→ **Provided entries**:
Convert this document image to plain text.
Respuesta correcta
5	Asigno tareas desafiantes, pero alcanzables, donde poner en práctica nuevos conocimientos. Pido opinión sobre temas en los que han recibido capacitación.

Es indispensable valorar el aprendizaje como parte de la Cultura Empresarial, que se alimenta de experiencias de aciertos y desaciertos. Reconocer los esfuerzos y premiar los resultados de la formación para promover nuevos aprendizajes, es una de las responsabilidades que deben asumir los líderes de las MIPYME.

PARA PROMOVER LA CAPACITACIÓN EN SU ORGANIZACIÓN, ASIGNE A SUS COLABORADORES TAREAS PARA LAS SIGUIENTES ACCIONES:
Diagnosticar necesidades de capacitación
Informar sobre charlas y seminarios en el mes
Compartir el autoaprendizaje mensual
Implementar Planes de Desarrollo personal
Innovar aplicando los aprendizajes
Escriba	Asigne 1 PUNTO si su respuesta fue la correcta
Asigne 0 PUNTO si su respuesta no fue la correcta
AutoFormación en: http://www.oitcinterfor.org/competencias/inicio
==
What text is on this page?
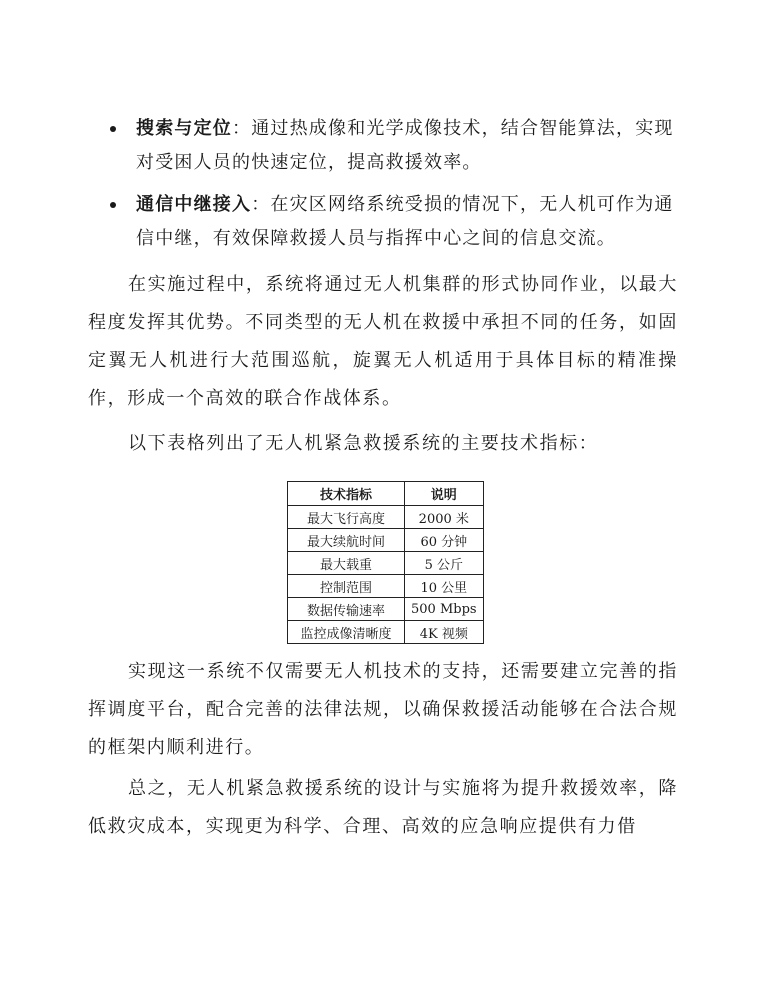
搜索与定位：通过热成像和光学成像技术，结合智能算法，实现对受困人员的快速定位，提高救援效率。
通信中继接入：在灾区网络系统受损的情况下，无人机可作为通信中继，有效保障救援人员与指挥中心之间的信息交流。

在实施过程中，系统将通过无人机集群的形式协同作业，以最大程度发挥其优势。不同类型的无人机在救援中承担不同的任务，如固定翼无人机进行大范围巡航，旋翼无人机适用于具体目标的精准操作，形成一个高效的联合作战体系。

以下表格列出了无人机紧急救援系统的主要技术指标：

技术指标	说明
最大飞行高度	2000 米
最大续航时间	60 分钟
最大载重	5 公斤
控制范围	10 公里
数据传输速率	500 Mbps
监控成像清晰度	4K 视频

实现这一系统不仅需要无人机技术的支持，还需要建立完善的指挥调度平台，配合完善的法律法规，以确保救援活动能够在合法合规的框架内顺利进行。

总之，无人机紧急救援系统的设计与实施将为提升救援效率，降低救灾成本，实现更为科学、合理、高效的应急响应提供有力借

→ **Set task**: Show all lines from the listing above in which "text" appears.

→ **Exercise answer**:
Convert this document image to plain text.
What text is on this page?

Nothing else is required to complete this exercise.